Short task:
Select from the data all lines with the word "well".

Records for the task:
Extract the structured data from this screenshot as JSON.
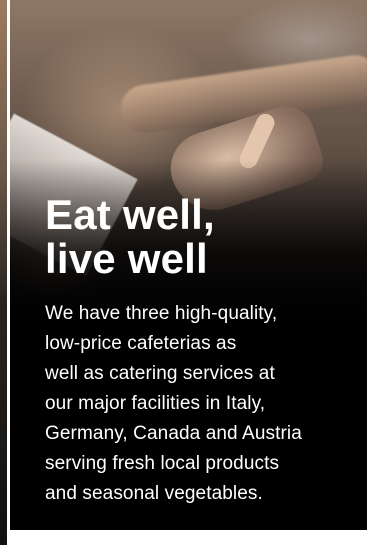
{
  "card": {
    "headline": {
      "line1": "Eat well,",
      "line2": "live well"
    },
    "body": {
      "lines": [
        "We have three high-quality,",
        "low-price cafeterias as",
        "well as catering services at",
        "our major facilities in Italy,",
        "Germany, Canada and Austria",
        "serving fresh local products",
        "and seasonal vegetables."
      ]
    }
  },
  "colors": {
    "text": "#ffffff",
    "background": "#000000",
    "page": "#ffffff"
  }
}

Exercise answer:
      "line1": "Eat well,",
      "line2": "live well"
        "well as catering services at",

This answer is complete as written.